• _SHORT EXERCISE_
Copy nothing but the text: reproduce each line of the listing exactly and leave the pictures out.

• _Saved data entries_
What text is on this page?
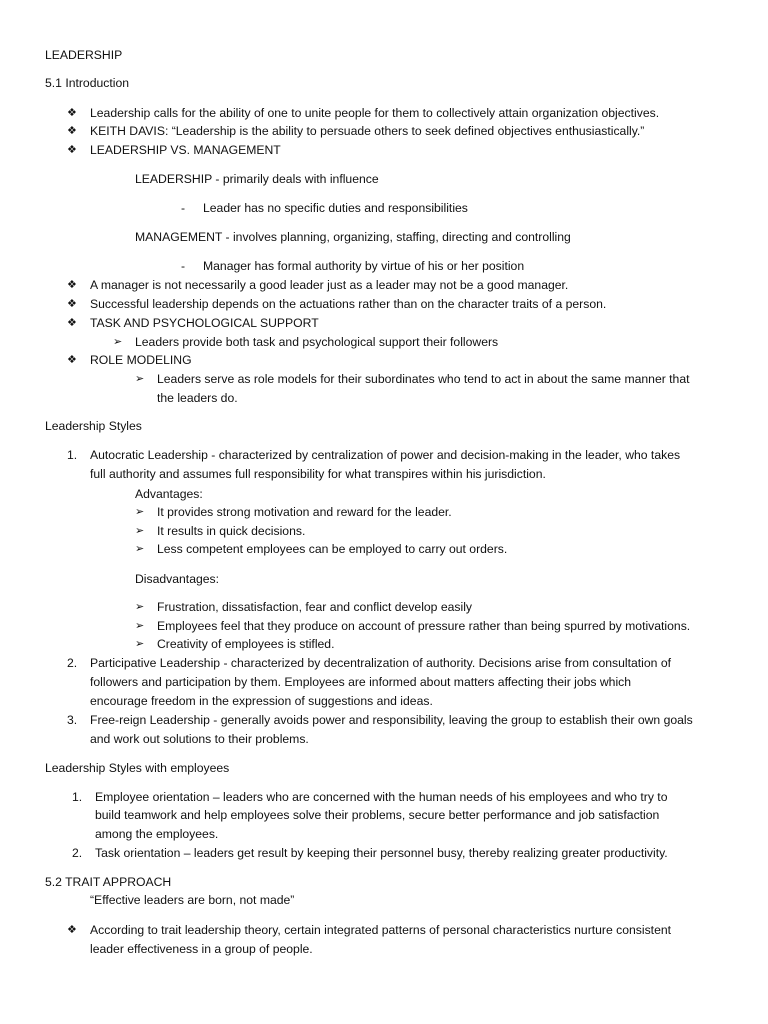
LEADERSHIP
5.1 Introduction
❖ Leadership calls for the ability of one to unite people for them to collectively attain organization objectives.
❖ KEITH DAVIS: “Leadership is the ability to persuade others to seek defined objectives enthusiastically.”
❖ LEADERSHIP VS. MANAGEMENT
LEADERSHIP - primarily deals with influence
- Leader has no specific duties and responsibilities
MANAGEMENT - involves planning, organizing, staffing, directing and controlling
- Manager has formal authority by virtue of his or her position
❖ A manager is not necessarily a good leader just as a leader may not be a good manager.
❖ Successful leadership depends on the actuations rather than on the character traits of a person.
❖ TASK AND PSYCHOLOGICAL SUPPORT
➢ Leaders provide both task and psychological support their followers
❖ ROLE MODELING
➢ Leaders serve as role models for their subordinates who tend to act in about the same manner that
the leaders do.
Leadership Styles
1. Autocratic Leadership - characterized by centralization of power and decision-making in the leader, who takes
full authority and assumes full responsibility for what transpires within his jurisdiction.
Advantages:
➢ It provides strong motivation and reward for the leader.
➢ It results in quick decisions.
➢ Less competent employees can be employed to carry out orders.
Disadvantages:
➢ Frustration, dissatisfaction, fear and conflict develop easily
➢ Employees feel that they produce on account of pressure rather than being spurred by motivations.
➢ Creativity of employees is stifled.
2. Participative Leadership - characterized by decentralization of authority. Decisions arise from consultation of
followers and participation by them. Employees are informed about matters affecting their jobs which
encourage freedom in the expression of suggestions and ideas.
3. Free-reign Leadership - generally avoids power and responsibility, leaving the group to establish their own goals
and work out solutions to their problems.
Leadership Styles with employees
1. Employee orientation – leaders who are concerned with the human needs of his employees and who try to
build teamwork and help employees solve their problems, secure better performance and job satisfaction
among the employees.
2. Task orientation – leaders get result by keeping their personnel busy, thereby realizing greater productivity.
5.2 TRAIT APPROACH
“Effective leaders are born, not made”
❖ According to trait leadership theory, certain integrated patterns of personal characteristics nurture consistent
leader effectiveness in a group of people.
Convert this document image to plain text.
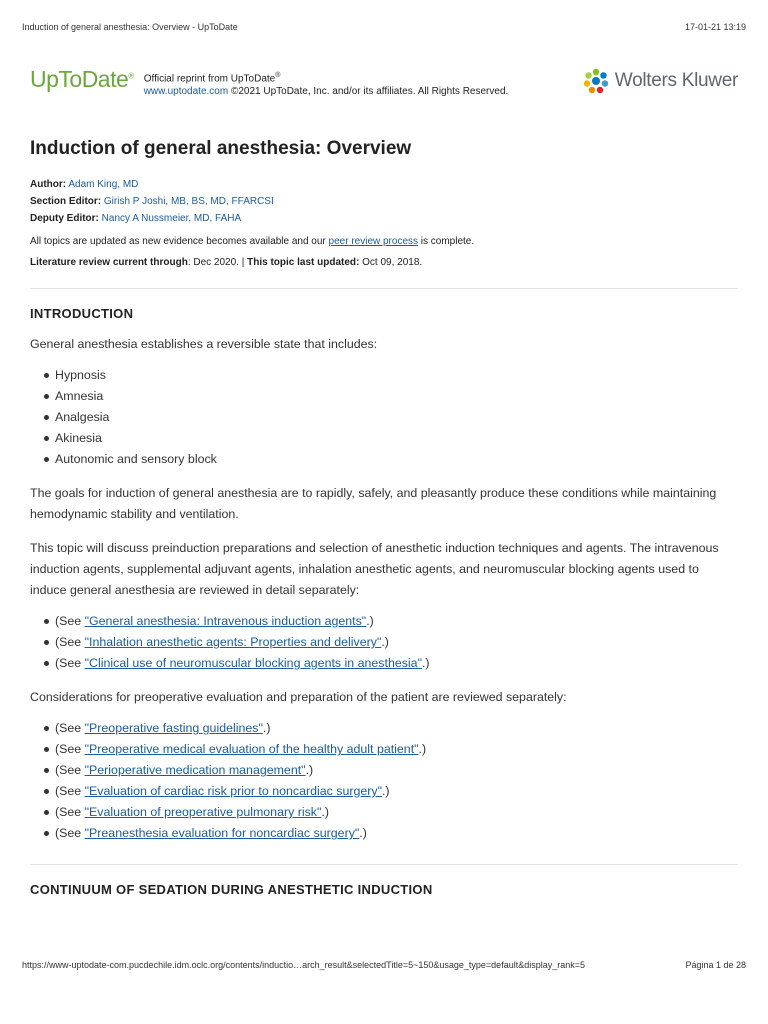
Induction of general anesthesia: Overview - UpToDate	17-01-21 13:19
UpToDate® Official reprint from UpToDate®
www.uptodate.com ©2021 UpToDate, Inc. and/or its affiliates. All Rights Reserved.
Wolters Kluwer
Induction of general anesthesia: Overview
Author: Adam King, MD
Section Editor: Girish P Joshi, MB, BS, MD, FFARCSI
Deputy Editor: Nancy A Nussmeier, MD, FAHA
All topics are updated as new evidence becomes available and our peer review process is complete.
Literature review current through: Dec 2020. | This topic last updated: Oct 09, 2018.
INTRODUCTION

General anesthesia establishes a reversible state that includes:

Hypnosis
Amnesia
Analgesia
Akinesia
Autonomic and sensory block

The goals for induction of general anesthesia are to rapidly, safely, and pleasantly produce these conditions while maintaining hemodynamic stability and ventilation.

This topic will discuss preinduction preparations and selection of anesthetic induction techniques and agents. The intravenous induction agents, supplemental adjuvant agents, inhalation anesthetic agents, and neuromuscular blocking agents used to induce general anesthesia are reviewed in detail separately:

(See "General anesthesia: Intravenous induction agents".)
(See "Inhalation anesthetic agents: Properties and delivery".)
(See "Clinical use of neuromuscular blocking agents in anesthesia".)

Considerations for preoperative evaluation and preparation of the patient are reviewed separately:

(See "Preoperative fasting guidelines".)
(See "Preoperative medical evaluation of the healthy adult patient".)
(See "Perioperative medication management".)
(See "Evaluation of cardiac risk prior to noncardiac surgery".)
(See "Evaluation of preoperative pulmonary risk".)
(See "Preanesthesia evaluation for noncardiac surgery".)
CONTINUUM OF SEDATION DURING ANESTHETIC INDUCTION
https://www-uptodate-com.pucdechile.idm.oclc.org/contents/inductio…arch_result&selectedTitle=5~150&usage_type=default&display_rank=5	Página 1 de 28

• _RESULT OF THIS EXERCISE_
What text is on this page?
LEADERSHIP
5.1 Introduction
❖ Leadership calls for the ability of one to unite people for them to collectively attain organization objectives.
❖ KEITH DAVIS: “Leadership is the ability to persuade others to seek defined objectives enthusiastically.”
❖ LEADERSHIP VS. MANAGEMENT
LEADERSHIP - primarily deals with influence
- Leader has no specific duties and responsibilities
MANAGEMENT - involves planning, organizing, staffing, directing and controlling
- Manager has formal authority by virtue of his or her position
❖ A manager is not necessarily a good leader just as a leader may not be a good manager.
❖ Successful leadership depends on the actuations rather than on the character traits of a person.
❖ TASK AND PSYCHOLOGICAL SUPPORT
➢ Leaders provide both task and psychological support their followers
❖ ROLE MODELING
➢ Leaders serve as role models for their subordinates who tend to act in about the same manner that
the leaders do.
Leadership Styles
1. Autocratic Leadership - characterized by centralization of power and decision-making in the leader, who takes
full authority and assumes full responsibility for what transpires within his jurisdiction.
Advantages:
➢ It provides strong motivation and reward for the leader.
➢ It results in quick decisions.
➢ Less competent employees can be employed to carry out orders.
Disadvantages:
➢ Frustration, dissatisfaction, fear and conflict develop easily
➢ Employees feel that they produce on account of pressure rather than being spurred by motivations.
➢ Creativity of employees is stifled.
2. Participative Leadership - characterized by decentralization of authority. Decisions arise from consultation of
followers and participation by them. Employees are informed about matters affecting their jobs which
encourage freedom in the expression of suggestions and ideas.
3. Free-reign Leadership - generally avoids power and responsibility, leaving the group to establish their own goals
and work out solutions to their problems.
Leadership Styles with employees
1. Employee orientation – leaders who are concerned with the human needs of his employees and who try to
build teamwork and help employees solve their problems, secure better performance and job satisfaction
among the employees.
2. Task orientation – leaders get result by keeping their personnel busy, thereby realizing greater productivity.
5.2 TRAIT APPROACH
“Effective leaders are born, not made”
❖ According to trait leadership theory, certain integrated patterns of personal characteristics nurture consistent
leader effectiveness in a group of people.
Convert this document image to plain text.
Induction of general anesthesia: Overview - UpToDate	17-01-21 13:19
UpToDate® Official reprint from UpToDate®
www.uptodate.com ©2021 UpToDate, Inc. and/or its affiliates. All Rights Reserved.
Wolters Kluwer
Induction of general anesthesia: Overview
Author: Adam King, MD
Section Editor: Girish P Joshi, MB, BS, MD, FFARCSI
Deputy Editor: Nancy A Nussmeier, MD, FAHA
All topics are updated as new evidence becomes available and our peer review process is complete.
Literature review current through: Dec 2020. | This topic last updated: Oct 09, 2018.
INTRODUCTION

General anesthesia establishes a reversible state that includes:

Hypnosis
Amnesia
Analgesia
Akinesia
Autonomic and sensory block

The goals for induction of general anesthesia are to rapidly, safely, and pleasantly produce these conditions while maintaining hemodynamic stability and ventilation.

This topic will discuss preinduction preparations and selection of anesthetic induction techniques and agents. The intravenous induction agents, supplemental adjuvant agents, inhalation anesthetic agents, and neuromuscular blocking agents used to induce general anesthesia are reviewed in detail separately:

(See "General anesthesia: Intravenous induction agents".)
(See "Inhalation anesthetic agents: Properties and delivery".)
(See "Clinical use of neuromuscular blocking agents in anesthesia".)

Considerations for preoperative evaluation and preparation of the patient are reviewed separately:

(See "Preoperative fasting guidelines".)
(See "Preoperative medical evaluation of the healthy adult patient".)
(See "Perioperative medication management".)
(See "Evaluation of cardiac risk prior to noncardiac surgery".)
(See "Evaluation of preoperative pulmonary risk".)
(See "Preanesthesia evaluation for noncardiac surgery".)
CONTINUUM OF SEDATION DURING ANESTHETIC INDUCTION
https://www-uptodate-com.pucdechile.idm.oclc.org/contents/inductio…arch_result&selectedTitle=5~150&usage_type=default&display_rank=5	Página 1 de 28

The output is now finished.